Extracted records
╔══

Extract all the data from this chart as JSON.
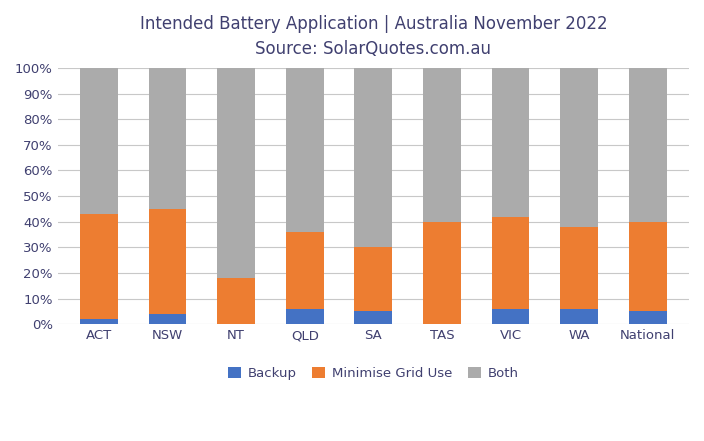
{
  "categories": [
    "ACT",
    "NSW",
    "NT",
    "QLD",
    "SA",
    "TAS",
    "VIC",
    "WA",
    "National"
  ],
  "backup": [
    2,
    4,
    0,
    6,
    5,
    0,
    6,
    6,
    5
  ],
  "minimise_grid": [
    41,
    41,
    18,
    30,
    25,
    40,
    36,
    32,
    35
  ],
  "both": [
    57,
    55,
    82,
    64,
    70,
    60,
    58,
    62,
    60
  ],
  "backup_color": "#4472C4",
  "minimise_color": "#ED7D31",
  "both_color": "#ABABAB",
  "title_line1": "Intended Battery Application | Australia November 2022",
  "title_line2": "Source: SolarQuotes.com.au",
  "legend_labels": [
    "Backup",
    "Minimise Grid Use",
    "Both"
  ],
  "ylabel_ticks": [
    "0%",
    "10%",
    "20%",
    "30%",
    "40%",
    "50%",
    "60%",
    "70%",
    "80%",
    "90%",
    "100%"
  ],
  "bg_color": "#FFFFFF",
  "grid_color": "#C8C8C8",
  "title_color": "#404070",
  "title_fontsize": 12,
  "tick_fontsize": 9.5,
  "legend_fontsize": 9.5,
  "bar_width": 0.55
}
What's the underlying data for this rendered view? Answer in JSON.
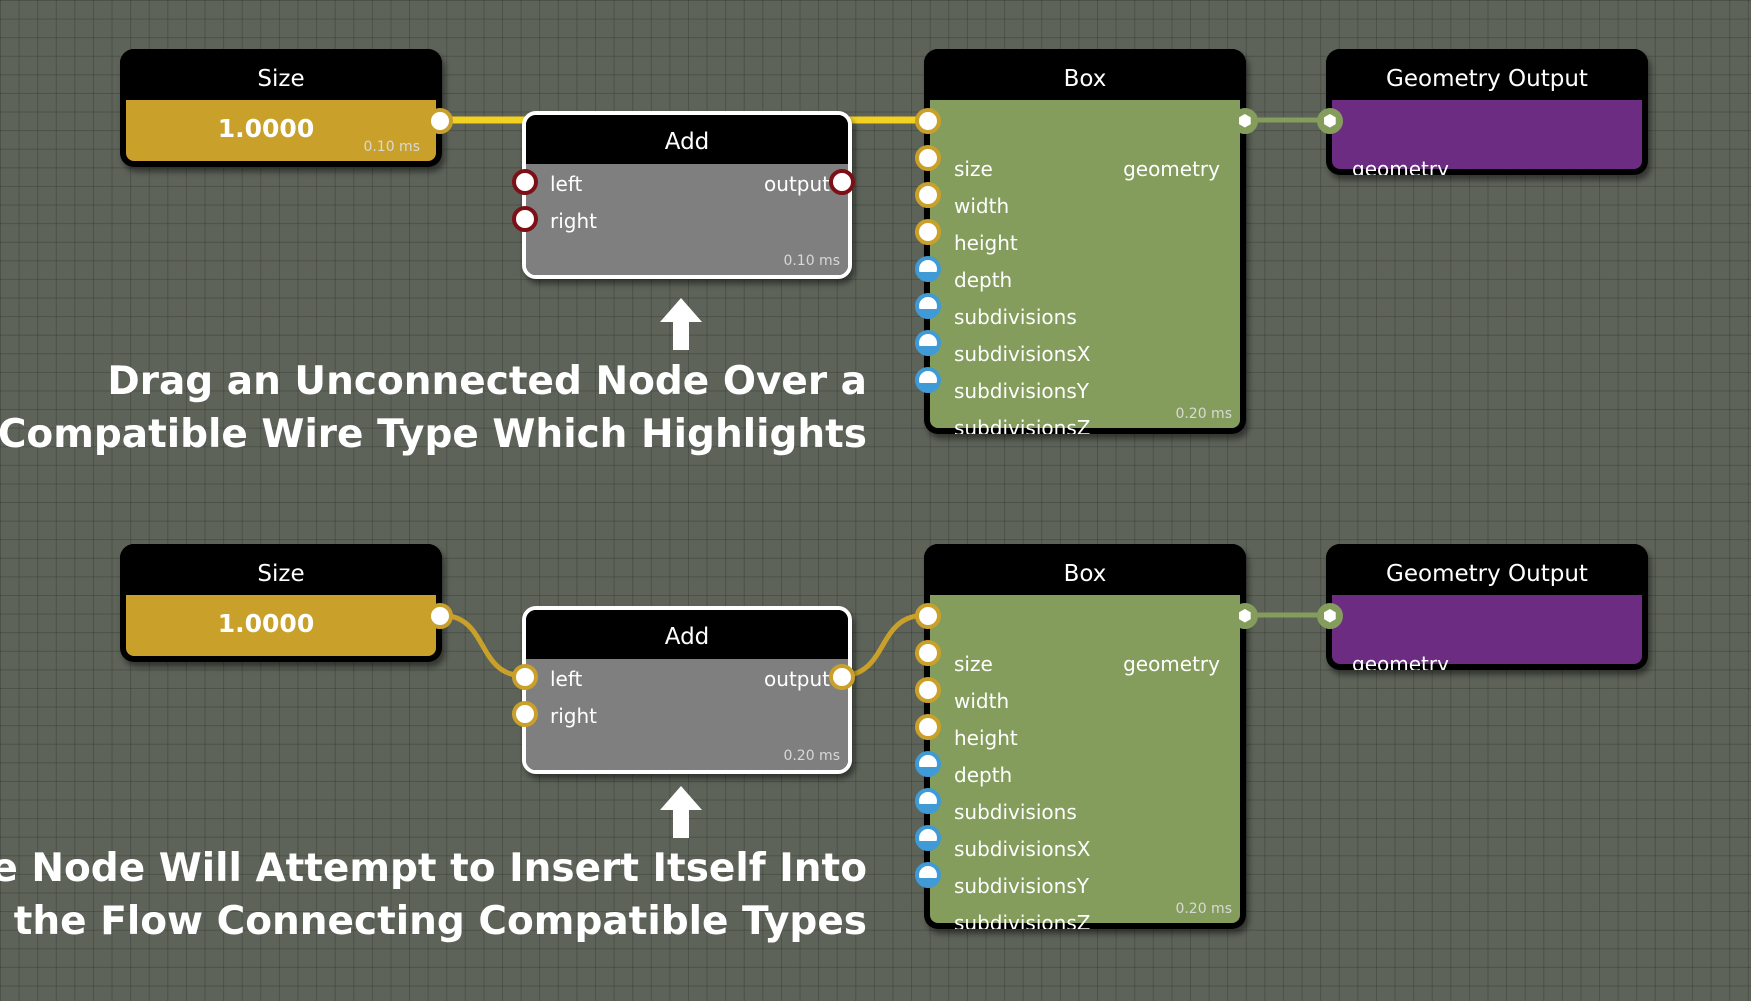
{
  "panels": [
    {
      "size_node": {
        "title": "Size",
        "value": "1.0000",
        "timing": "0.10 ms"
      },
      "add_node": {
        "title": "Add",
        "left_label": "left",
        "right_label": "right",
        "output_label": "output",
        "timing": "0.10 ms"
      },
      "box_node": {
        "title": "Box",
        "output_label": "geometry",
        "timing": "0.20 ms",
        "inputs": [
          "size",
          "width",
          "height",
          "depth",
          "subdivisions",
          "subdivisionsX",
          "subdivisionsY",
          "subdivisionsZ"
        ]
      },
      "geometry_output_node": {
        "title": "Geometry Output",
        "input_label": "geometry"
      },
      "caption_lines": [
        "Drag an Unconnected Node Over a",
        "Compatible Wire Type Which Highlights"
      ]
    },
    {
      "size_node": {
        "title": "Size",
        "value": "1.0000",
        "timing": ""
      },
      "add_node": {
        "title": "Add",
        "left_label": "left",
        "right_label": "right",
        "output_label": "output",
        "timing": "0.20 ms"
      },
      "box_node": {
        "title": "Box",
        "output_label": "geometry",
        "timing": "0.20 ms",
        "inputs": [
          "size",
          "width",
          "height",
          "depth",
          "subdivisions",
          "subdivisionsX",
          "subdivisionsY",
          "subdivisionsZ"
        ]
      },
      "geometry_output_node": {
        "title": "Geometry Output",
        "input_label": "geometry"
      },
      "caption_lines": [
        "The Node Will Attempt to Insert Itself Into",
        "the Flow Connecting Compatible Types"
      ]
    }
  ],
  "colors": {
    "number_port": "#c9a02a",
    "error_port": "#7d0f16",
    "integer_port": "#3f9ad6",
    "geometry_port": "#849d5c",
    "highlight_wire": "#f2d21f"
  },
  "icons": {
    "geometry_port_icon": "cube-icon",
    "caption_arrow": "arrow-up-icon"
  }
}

╚══

WHAT THE TASK ASKS: Take the listing above and restate it word for word, without its pictures.

ANSWER TO THE TASK:
Extract all the data from this chart as JSON.
{
  "categories": [
    "ACT",
    "NSW",
    "NT",
    "QLD",
    "SA",
    "TAS",
    "VIC",
    "WA",
    "National"
  ],
  "backup": [
    2,
    4,
    0,
    6,
    5,
    0,
    6,
    6,
    5
  ],
  "minimise_grid": [
    41,
    41,
    18,
    30,
    25,
    40,
    36,
    32,
    35
  ],
  "both": [
    57,
    55,
    82,
    64,
    70,
    60,
    58,
    62,
    60
  ],
  "backup_color": "#4472C4",
  "minimise_color": "#ED7D31",
  "both_color": "#ABABAB",
  "title_line1": "Intended Battery Application | Australia November 2022",
  "title_line2": "Source: SolarQuotes.com.au",
  "legend_labels": [
    "Backup",
    "Minimise Grid Use",
    "Both"
  ],
  "ylabel_ticks": [
    "0%",
    "10%",
    "20%",
    "30%",
    "40%",
    "50%",
    "60%",
    "70%",
    "80%",
    "90%",
    "100%"
  ],
  "bg_color": "#FFFFFF",
  "grid_color": "#C8C8C8",
  "title_color": "#404070",
  "title_fontsize": 12,
  "tick_fontsize": 9.5,
  "legend_fontsize": 9.5,
  "bar_width": 0.55
}
What's the underlying data for this rendered view? Answer in JSON.
{
  "panels": [
    {
      "size_node": {
        "title": "Size",
        "value": "1.0000",
        "timing": "0.10 ms"
      },
      "add_node": {
        "title": "Add",
        "left_label": "left",
        "right_label": "right",
        "output_label": "output",
        "timing": "0.10 ms"
      },
      "box_node": {
        "title": "Box",
        "output_label": "geometry",
        "timing": "0.20 ms",
        "inputs": [
          "size",
          "width",
          "height",
          "depth",
          "subdivisions",
          "subdivisionsX",
          "subdivisionsY",
          "subdivisionsZ"
        ]
      },
      "geometry_output_node": {
        "title": "Geometry Output",
        "input_label": "geometry"
      },
      "caption_lines": [
        "Drag an Unconnected Node Over a",
        "Compatible Wire Type Which Highlights"
      ]
    },
    {
      "size_node": {
        "title": "Size",
        "value": "1.0000",
        "timing": ""
      },
      "add_node": {
        "title": "Add",
        "left_label": "left",
        "right_label": "right",
        "output_label": "output",
        "timing": "0.20 ms"
      },
      "box_node": {
        "title": "Box",
        "output_label": "geometry",
        "timing": "0.20 ms",
        "inputs": [
          "size",
          "width",
          "height",
          "depth",
          "subdivisions",
          "subdivisionsX",
          "subdivisionsY",
          "subdivisionsZ"
        ]
      },
      "geometry_output_node": {
        "title": "Geometry Output",
        "input_label": "geometry"
      },
      "caption_lines": [
        "The Node Will Attempt to Insert Itself Into",
        "the Flow Connecting Compatible Types"
      ]
    }
  ],
  "colors": {
    "number_port": "#c9a02a",
    "error_port": "#7d0f16",
    "integer_port": "#3f9ad6",
    "geometry_port": "#849d5c",
    "highlight_wire": "#f2d21f"
  },
  "icons": {
    "geometry_port_icon": "cube-icon",
    "caption_arrow": "arrow-up-icon"
  }
}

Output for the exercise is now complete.